** BEGIN **
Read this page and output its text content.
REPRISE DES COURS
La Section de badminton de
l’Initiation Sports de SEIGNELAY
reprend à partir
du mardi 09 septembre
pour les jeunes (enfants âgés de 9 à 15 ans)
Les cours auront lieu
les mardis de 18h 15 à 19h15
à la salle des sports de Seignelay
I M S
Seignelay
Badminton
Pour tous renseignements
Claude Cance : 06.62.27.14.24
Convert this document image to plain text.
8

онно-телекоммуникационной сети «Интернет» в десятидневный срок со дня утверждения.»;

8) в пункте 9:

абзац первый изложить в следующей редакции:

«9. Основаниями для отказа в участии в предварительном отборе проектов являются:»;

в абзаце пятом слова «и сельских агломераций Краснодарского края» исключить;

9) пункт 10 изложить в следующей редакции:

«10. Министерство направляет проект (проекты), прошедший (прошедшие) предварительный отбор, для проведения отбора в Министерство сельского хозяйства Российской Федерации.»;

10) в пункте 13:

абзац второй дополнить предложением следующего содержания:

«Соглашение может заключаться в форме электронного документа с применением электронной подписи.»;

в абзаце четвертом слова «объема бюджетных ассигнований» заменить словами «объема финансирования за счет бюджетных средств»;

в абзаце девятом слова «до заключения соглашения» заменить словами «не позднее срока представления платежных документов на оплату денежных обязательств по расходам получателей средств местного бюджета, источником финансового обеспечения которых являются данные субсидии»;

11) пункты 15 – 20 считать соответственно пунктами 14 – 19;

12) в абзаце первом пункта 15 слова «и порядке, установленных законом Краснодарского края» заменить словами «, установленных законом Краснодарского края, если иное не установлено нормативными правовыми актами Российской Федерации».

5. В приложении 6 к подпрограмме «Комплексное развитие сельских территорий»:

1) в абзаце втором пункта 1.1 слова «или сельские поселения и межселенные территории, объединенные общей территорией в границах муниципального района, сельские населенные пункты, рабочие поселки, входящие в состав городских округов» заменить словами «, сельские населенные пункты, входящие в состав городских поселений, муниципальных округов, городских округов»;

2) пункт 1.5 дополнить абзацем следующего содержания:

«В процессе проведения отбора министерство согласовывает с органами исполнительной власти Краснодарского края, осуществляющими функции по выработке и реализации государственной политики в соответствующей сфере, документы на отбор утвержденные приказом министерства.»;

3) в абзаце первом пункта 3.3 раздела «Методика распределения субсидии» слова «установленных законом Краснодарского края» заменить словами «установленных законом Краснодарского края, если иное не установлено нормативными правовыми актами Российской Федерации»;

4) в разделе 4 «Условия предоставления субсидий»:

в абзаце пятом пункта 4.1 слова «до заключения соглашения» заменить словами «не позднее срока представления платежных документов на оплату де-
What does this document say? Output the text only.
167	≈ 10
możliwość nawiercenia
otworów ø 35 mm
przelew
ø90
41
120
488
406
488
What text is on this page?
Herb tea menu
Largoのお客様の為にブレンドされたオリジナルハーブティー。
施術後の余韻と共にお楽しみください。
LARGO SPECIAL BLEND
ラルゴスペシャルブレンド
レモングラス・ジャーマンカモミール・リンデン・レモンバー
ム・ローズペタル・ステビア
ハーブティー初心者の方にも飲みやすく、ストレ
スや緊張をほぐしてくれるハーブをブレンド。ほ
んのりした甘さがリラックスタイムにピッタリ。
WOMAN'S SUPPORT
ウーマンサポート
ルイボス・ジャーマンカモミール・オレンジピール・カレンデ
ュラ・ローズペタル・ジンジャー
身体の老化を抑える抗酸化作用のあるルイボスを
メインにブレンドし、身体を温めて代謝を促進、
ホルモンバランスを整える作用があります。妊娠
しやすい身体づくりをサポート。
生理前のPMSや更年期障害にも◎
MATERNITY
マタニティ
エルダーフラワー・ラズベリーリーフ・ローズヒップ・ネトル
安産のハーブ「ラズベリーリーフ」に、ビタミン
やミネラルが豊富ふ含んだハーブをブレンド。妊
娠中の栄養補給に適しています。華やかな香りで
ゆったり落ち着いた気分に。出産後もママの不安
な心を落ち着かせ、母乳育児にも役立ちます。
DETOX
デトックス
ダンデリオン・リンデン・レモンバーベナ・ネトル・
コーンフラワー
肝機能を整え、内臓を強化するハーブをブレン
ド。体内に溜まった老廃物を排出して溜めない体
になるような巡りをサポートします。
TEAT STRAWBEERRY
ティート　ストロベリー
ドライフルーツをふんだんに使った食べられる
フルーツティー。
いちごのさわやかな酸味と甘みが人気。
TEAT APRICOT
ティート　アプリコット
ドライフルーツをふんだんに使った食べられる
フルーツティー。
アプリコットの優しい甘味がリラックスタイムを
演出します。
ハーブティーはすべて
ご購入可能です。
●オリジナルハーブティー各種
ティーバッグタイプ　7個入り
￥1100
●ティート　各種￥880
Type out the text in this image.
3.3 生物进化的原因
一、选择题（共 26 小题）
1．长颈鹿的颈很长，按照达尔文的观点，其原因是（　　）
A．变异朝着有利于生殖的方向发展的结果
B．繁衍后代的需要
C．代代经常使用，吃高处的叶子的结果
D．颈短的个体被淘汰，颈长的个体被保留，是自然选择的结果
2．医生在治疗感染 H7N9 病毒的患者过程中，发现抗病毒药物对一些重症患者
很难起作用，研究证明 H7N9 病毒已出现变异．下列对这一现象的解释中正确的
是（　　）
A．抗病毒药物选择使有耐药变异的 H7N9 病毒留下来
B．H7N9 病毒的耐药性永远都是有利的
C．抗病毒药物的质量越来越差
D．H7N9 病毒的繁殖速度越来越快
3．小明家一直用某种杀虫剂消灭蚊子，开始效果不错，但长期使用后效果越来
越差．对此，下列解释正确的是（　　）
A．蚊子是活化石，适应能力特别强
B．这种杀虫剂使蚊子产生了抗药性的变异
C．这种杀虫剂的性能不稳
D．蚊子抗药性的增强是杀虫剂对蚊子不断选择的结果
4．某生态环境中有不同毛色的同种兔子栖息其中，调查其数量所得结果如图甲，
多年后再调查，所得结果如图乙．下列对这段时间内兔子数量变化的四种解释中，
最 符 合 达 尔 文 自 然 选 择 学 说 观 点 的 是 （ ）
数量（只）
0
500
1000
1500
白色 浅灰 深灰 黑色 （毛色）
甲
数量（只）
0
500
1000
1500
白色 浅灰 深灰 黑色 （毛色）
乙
** END **
Written request:
Beginning with the line that contains "What does this", quote each line exactly through the last line of the entries above, and nothing beyond them.

Output for this task:
What does this document say? Output the text only.
167	≈ 10
możliwość nawiercenia
otworów ø 35 mm
przelew
ø90
41
120
488
406
488
What text is on this page?
Herb tea menu
Largoのお客様の為にブレンドされたオリジナルハーブティー。
施術後の余韻と共にお楽しみください。
LARGO SPECIAL BLEND
ラルゴスペシャルブレンド
レモングラス・ジャーマンカモミール・リンデン・レモンバー
ム・ローズペタル・ステビア
ハーブティー初心者の方にも飲みやすく、ストレ
スや緊張をほぐしてくれるハーブをブレンド。ほ
んのりした甘さがリラックスタイムにピッタリ。
WOMAN'S SUPPORT
ウーマンサポート
ルイボス・ジャーマンカモミール・オレンジピール・カレンデ
ュラ・ローズペタル・ジンジャー
身体の老化を抑える抗酸化作用のあるルイボスを
メインにブレンドし、身体を温めて代謝を促進、
ホルモンバランスを整える作用があります。妊娠
しやすい身体づくりをサポート。
生理前のPMSや更年期障害にも◎
MATERNITY
マタニティ
エルダーフラワー・ラズベリーリーフ・ローズヒップ・ネトル
安産のハーブ「ラズベリーリーフ」に、ビタミン
やミネラルが豊富ふ含んだハーブをブレンド。妊
娠中の栄養補給に適しています。華やかな香りで
ゆったり落ち着いた気分に。出産後もママの不安
な心を落ち着かせ、母乳育児にも役立ちます。
DETOX
デトックス
ダンデリオン・リンデン・レモンバーベナ・ネトル・
コーンフラワー
肝機能を整え、内臓を強化するハーブをブレン
ド。体内に溜まった老廃物を排出して溜めない体
になるような巡りをサポートします。
TEAT STRAWBEERRY
ティート　ストロベリー
ドライフルーツをふんだんに使った食べられる
フルーツティー。
いちごのさわやかな酸味と甘みが人気。
TEAT APRICOT
ティート　アプリコット
ドライフルーツをふんだんに使った食べられる
フルーツティー。
アプリコットの優しい甘味がリラックスタイムを
演出します。
ハーブティーはすべて
ご購入可能です。
●オリジナルハーブティー各種
ティーバッグタイプ　7個入り
￥1100
●ティート　各種￥880
Type out the text in this image.
3.3 生物进化的原因
一、选择题（共 26 小题）
1．长颈鹿的颈很长，按照达尔文的观点，其原因是（　　）
A．变异朝着有利于生殖的方向发展的结果
B．繁衍后代的需要
C．代代经常使用，吃高处的叶子的结果
D．颈短的个体被淘汰，颈长的个体被保留，是自然选择的结果
2．医生在治疗感染 H7N9 病毒的患者过程中，发现抗病毒药物对一些重症患者
很难起作用，研究证明 H7N9 病毒已出现变异．下列对这一现象的解释中正确的
是（　　）
A．抗病毒药物选择使有耐药变异的 H7N9 病毒留下来
B．H7N9 病毒的耐药性永远都是有利的
C．抗病毒药物的质量越来越差
D．H7N9 病毒的繁殖速度越来越快
3．小明家一直用某种杀虫剂消灭蚊子，开始效果不错，但长期使用后效果越来
越差．对此，下列解释正确的是（　　）
A．蚊子是活化石，适应能力特别强
B．这种杀虫剂使蚊子产生了抗药性的变异
C．这种杀虫剂的性能不稳
D．蚊子抗药性的增强是杀虫剂对蚊子不断选择的结果
4．某生态环境中有不同毛色的同种兔子栖息其中，调查其数量所得结果如图甲，
多年后再调查，所得结果如图乙．下列对这段时间内兔子数量变化的四种解释中，
最 符 合 达 尔 文 自 然 选 择 学 说 观 点 的 是 （ ）
数量（只）
0
500
1000
1500
白色 浅灰 深灰 黑色 （毛色）
甲
数量（只）
0
500
1000
1500
白色 浅灰 深灰 黑色 （毛色）
乙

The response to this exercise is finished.